### [Problem details]
Write the data out again, character for character, with no images.

[Saved data entries]
-----
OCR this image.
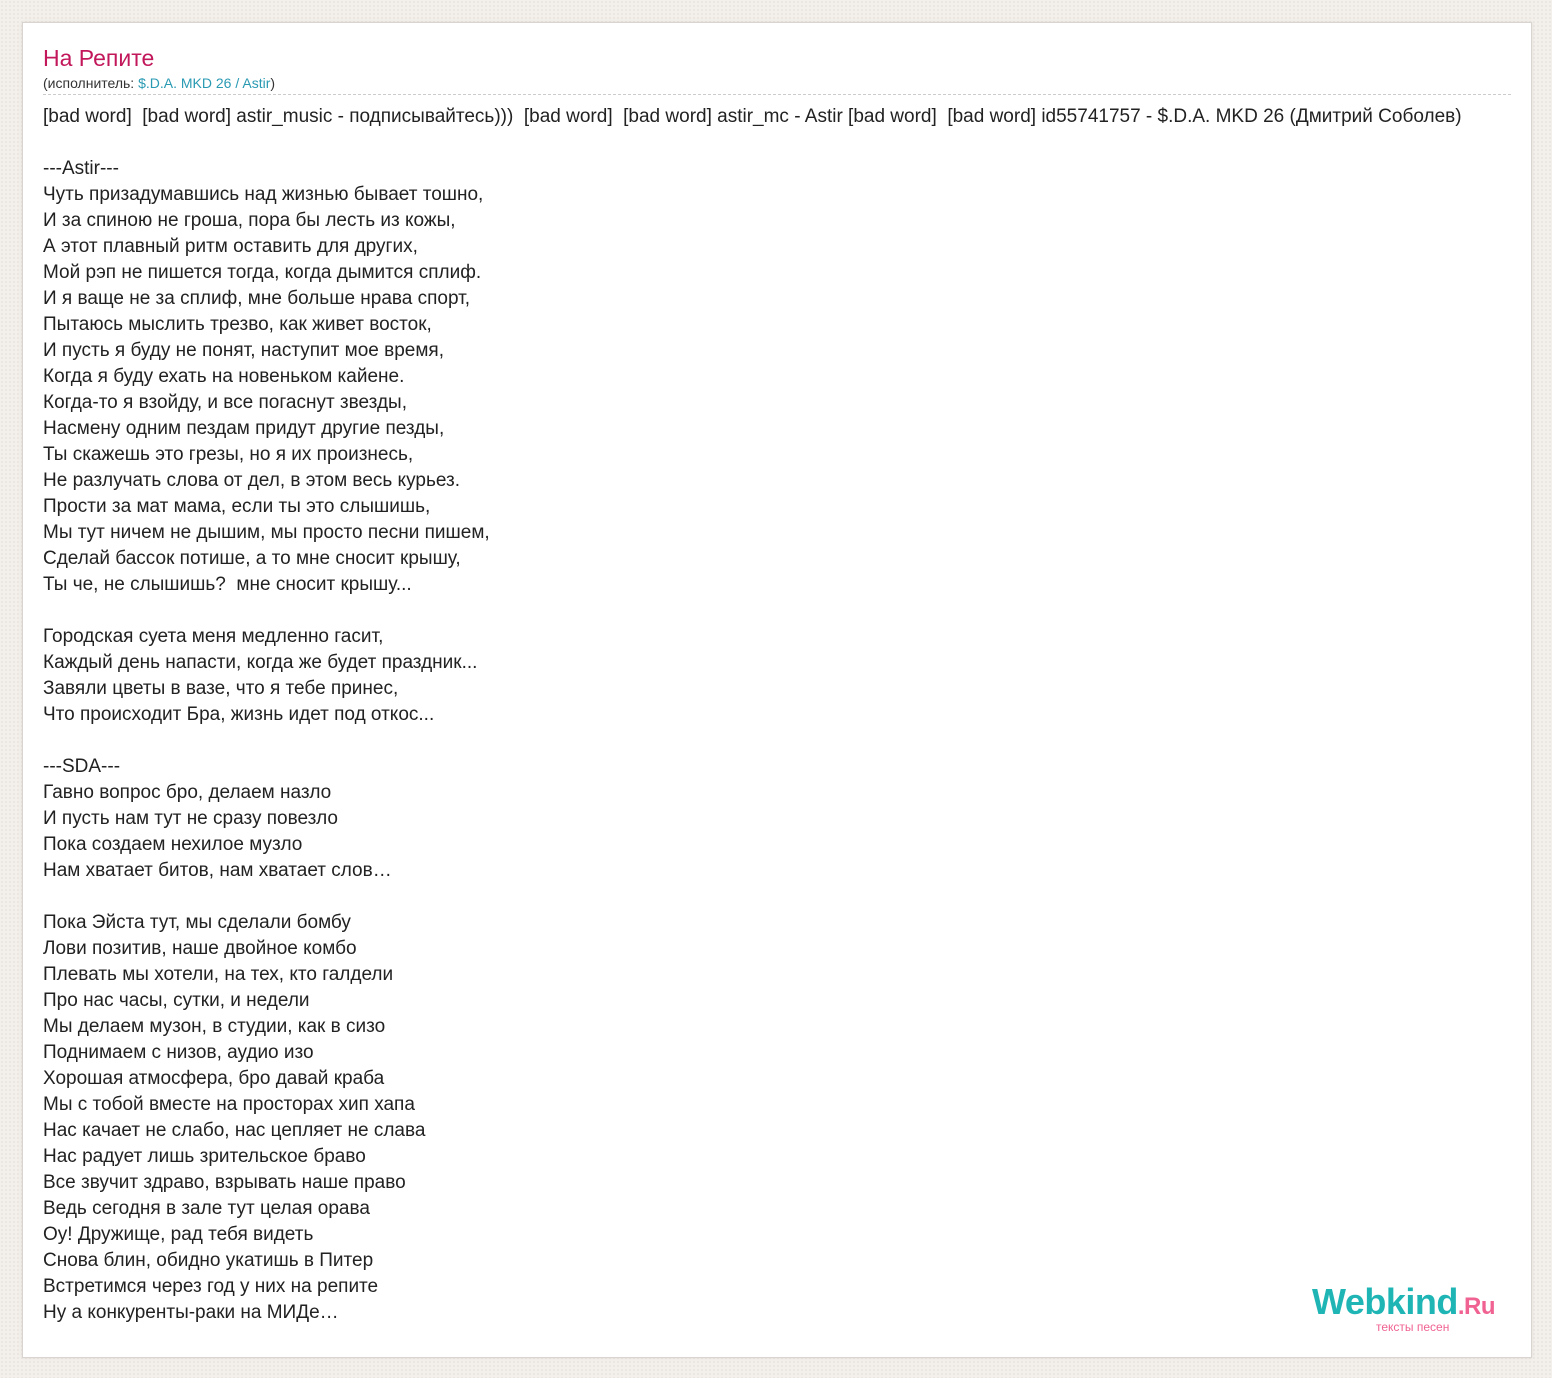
На Репите
(исполнитель: $.D.A. MKD 26 / Astir)
[bad word]  [bad word] astir_music - подписывайтесь)))  [bad word]  [bad word] astir_mc - Astir [bad word]  [bad word] id55741757 - $.D.A. MKD 26 (Дмитрий Соболев)

---Astir---
Чуть призадумавшись над жизнью бывает тошно,
И за спиною не гроша, пора бы лесть из кожы,
А этот плавный ритм оставить для других,
Мой рэп не пишется тогда, когда дымится сплиф.
И я ваще не за сплиф, мне больше нрава спорт,
Пытаюсь мыслить трезво, как живет восток,
И пусть я буду не понят, наступит мое время,
Когда я буду ехать на новеньком кайене.
Когда-то я взойду, и все погаснут звезды,
Насмену одним пездам придут другие пезды,
Ты скажешь это грезы, но я их произнесь,
Не разлучать слова от дел, в этом весь курьез.
Прости за мат мама, если ты это слышишь,
Мы тут ничем не дышим, мы просто песни пишем,
Сделай бассок потише, а то мне сносит крышу,
Ты че, не слышишь?  мне сносит крышу...

Городская суета меня медленно гасит,
Каждый день напасти, когда же будет праздник...
Завяли цветы в вазе, что я тебе принес,
Что происходит Бра, жизнь идет под откос...

---SDA---
Гавно вопрос бро, делаем назло
И пусть нам тут не сразу повезло
Пока создаем нехилое музло
Нам хватает битов, нам хватает слов…

Пока Эйста тут, мы сделали бомбу
Лови позитив, наше двойное комбо
Плевать мы хотели, на тех, кто галдели
Про нас часы, сутки, и недели
Мы делаем музон, в студии, как в сизо
Поднимаем с низов, аудио изо
Хорошая атмосфера, бро давай краба
Мы с тобой вместе на просторах хип хапа
Нас качает не слабо, нас цепляет не слава
Нас радует лишь зрительское браво
Все звучит здраво, взрывать наше право
Ведь сегодня в зале тут целая орава
Оу! Дружище, рад тебя видеть
Снова блин, обидно укатишь в Питер
Встретимся через год у них на репите
Ну а конкуренты-раки на МИДе…	Webkind.Ru
тексты песен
-----
### [Complete output]
OCR this image.
На Репите
(исполнитель: $.D.A. MKD 26 / Astir)
[bad word]  [bad word] astir_music - подписывайтесь)))  [bad word]  [bad word] astir_mc - Astir [bad word]  [bad word] id55741757 - $.D.A. MKD 26 (Дмитрий Соболев)

---Astir---
Чуть призадумавшись над жизнью бывает тошно,
И за спиною не гроша, пора бы лесть из кожы,
А этот плавный ритм оставить для других,
Мой рэп не пишется тогда, когда дымится сплиф.
И я ваще не за сплиф, мне больше нрава спорт,
Пытаюсь мыслить трезво, как живет восток,
И пусть я буду не понят, наступит мое время,
Когда я буду ехать на новеньком кайене.
Когда-то я взойду, и все погаснут звезды,
Насмену одним пездам придут другие пезды,
Ты скажешь это грезы, но я их произнесь,
Не разлучать слова от дел, в этом весь курьез.
Прости за мат мама, если ты это слышишь,
Мы тут ничем не дышим, мы просто песни пишем,
Сделай бассок потише, а то мне сносит крышу,
Ты че, не слышишь?  мне сносит крышу...

Городская суета меня медленно гасит,
Каждый день напасти, когда же будет праздник...
Завяли цветы в вазе, что я тебе принес,
Что происходит Бра, жизнь идет под откос...

---SDA---
Гавно вопрос бро, делаем назло
И пусть нам тут не сразу повезло
Пока создаем нехилое музло
Нам хватает битов, нам хватает слов…

Пока Эйста тут, мы сделали бомбу
Лови позитив, наше двойное комбо
Плевать мы хотели, на тех, кто галдели
Про нас часы, сутки, и недели
Мы делаем музон, в студии, как в сизо
Поднимаем с низов, аудио изо
Хорошая атмосфера, бро давай краба
Мы с тобой вместе на просторах хип хапа
Нас качает не слабо, нас цепляет не слава
Нас радует лишь зрительское браво
Все звучит здраво, взрывать наше право
Ведь сегодня в зале тут целая орава
Оу! Дружище, рад тебя видеть
Снова блин, обидно укатишь в Питер
Встретимся через год у них на репите
Ну а конкуренты-раки на МИДе…	Webkind.Ru
тексты песен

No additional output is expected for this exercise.